### [WHAT YOU HAVE TO DO]
Below are the records; pull every line that includes "ylabel".

——————

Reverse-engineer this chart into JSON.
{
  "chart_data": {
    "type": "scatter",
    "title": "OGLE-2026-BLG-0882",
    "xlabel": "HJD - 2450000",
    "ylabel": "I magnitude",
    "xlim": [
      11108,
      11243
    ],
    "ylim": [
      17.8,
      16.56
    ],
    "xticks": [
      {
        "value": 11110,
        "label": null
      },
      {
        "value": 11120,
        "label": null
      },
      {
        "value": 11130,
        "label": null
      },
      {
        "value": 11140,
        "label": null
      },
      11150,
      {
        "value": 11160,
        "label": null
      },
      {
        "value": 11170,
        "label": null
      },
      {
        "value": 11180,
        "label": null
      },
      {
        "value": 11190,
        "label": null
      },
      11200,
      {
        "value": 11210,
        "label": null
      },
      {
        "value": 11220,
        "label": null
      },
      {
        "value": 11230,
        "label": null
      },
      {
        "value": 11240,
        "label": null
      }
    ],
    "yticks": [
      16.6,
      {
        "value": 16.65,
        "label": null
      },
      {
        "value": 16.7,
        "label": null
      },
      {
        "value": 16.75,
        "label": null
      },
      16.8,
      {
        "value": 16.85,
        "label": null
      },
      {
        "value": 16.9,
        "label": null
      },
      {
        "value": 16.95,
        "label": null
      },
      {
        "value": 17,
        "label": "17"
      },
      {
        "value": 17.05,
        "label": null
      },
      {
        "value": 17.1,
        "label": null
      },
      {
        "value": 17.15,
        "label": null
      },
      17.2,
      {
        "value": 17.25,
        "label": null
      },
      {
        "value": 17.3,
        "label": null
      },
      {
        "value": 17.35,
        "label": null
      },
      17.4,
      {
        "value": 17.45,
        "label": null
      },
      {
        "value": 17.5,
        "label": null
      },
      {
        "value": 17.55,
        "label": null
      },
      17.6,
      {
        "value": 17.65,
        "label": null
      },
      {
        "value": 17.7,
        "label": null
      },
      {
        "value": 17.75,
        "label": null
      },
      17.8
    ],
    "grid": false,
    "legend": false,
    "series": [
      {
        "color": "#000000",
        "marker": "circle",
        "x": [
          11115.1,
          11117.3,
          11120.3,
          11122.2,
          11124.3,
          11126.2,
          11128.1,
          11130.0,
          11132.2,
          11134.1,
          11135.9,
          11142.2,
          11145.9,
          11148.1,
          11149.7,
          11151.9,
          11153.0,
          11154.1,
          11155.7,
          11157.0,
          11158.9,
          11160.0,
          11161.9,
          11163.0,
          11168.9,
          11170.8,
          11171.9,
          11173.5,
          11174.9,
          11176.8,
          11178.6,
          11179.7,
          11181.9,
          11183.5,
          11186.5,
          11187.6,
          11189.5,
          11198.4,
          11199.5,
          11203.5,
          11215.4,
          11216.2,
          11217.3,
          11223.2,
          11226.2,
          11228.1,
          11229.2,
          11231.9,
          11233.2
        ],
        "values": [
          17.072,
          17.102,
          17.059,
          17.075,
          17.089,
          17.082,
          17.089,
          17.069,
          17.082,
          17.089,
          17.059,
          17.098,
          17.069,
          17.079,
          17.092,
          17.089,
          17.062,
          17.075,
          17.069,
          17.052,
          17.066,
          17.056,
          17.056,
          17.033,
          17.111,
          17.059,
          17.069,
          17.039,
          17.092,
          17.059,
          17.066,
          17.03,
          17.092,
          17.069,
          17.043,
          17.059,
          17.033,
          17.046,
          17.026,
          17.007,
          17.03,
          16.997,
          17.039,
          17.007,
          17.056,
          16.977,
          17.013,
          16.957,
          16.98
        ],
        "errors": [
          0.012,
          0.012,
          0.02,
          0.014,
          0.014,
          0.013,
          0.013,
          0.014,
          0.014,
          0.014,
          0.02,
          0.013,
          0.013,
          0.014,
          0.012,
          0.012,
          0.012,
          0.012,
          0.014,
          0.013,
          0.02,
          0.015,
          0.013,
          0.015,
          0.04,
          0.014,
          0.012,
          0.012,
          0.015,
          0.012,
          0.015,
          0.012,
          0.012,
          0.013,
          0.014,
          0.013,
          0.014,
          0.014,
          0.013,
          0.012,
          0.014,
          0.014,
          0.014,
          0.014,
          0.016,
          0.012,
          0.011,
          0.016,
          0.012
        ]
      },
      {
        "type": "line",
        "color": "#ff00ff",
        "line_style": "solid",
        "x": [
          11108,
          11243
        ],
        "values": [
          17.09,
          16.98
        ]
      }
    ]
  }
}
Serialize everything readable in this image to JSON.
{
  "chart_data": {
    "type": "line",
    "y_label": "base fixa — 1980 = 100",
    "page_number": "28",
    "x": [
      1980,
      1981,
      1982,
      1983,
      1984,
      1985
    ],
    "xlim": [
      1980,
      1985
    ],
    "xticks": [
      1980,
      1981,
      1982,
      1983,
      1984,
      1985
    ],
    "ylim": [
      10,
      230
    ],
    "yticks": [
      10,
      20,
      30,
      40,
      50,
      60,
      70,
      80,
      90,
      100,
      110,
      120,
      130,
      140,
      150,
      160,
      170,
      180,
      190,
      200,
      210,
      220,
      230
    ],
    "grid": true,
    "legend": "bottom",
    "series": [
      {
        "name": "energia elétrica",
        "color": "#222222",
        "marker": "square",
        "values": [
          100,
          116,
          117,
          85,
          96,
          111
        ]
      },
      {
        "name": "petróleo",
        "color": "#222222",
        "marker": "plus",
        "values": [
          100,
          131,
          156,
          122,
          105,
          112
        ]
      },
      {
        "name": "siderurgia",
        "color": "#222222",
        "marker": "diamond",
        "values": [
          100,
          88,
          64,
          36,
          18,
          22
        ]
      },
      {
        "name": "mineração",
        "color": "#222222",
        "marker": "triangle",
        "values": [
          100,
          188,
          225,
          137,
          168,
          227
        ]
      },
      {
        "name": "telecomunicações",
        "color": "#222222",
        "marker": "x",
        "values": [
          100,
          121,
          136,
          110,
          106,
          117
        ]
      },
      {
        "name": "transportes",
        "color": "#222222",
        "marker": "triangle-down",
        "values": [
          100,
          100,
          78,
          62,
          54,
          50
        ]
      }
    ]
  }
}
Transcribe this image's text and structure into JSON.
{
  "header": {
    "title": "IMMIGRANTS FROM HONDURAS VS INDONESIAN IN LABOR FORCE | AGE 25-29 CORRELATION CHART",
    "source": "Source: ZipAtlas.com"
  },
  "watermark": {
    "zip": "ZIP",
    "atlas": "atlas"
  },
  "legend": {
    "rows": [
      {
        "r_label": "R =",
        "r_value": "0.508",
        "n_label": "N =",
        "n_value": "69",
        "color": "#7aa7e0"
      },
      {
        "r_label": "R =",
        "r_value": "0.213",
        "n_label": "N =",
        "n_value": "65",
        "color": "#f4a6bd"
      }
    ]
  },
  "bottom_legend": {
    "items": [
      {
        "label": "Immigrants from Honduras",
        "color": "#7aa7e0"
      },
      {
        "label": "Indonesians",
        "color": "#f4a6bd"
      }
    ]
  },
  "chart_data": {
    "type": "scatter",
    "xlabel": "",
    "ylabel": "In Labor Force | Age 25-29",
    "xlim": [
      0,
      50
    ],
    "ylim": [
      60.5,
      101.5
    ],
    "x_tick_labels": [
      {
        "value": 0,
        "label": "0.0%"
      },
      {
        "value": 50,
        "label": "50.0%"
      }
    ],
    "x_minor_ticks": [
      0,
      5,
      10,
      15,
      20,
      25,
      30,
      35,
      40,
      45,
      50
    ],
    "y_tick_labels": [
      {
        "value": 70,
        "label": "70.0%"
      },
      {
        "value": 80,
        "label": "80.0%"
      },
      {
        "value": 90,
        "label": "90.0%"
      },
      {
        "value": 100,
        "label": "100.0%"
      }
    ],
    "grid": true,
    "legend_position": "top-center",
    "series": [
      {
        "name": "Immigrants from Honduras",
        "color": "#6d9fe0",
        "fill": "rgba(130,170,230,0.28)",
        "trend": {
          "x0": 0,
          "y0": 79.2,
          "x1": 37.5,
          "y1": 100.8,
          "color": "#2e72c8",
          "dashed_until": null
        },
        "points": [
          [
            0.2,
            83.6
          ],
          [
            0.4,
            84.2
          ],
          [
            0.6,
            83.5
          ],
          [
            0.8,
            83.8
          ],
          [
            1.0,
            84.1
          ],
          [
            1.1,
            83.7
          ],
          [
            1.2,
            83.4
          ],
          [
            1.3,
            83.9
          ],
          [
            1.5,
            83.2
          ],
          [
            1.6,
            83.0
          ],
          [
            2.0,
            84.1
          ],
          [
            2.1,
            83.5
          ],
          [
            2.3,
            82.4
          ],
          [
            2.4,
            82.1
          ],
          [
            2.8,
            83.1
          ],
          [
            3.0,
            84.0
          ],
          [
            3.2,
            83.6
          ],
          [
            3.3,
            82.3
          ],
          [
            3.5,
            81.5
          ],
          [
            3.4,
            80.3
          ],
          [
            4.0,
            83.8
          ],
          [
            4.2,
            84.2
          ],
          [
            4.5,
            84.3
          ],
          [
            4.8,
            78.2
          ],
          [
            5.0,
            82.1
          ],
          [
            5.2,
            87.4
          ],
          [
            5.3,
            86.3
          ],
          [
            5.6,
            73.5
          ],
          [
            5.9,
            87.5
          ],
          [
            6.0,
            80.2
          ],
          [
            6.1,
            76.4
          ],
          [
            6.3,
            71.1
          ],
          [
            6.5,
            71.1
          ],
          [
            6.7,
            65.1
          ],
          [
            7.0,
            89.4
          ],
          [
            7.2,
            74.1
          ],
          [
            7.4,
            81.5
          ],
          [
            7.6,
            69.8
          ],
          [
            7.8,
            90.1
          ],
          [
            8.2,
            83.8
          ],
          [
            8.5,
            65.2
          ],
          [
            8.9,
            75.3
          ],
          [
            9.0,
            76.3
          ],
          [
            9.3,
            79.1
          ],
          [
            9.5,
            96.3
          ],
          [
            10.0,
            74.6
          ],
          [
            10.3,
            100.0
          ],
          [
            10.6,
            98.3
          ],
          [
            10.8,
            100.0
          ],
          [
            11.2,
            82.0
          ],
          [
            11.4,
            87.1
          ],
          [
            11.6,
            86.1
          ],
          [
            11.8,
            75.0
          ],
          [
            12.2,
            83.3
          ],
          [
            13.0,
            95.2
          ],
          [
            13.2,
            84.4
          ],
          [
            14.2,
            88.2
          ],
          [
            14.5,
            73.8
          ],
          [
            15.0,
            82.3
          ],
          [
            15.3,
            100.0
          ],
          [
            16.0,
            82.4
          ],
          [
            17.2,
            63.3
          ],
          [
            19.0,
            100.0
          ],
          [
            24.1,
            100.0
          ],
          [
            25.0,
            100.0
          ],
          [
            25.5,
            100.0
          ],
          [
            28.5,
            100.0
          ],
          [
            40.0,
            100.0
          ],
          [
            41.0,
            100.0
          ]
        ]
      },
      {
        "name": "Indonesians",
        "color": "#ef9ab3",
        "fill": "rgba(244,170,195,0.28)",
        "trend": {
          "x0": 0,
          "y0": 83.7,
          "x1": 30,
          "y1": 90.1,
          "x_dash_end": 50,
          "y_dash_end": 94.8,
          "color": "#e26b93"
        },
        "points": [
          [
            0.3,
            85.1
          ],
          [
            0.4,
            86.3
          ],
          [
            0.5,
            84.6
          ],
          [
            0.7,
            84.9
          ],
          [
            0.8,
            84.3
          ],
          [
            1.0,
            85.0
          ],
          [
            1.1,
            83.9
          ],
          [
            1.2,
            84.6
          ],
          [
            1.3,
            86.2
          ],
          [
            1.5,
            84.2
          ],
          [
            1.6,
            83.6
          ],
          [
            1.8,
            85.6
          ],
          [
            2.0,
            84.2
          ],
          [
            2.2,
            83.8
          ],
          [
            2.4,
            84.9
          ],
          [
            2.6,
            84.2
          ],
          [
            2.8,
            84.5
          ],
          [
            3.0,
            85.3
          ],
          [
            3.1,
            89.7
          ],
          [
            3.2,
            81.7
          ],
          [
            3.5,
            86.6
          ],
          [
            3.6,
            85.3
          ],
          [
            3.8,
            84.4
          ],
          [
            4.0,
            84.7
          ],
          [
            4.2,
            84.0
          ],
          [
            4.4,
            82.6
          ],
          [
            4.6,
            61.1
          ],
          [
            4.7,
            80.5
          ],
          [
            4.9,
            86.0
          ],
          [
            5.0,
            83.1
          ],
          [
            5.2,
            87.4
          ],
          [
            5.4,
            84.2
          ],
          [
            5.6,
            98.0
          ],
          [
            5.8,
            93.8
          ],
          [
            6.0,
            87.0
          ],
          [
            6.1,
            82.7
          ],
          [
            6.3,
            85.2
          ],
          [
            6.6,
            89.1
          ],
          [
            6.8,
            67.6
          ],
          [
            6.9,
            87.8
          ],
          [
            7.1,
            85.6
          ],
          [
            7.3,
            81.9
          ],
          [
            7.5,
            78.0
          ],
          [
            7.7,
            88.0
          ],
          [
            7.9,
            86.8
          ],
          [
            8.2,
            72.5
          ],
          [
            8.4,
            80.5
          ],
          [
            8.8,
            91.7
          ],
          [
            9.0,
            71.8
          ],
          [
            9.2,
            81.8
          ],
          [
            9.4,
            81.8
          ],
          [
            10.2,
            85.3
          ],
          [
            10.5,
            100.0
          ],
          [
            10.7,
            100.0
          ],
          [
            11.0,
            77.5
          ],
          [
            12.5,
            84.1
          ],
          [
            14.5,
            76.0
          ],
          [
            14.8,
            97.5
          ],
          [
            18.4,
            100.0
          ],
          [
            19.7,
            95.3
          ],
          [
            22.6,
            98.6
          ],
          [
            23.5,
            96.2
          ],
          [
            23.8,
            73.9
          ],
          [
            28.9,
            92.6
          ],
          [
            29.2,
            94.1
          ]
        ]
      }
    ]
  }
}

——————

### [OUTPUT BELOW]
    "ylabel": "I magnitude",
    "ylabel": "In Labor Force | Age 25-29",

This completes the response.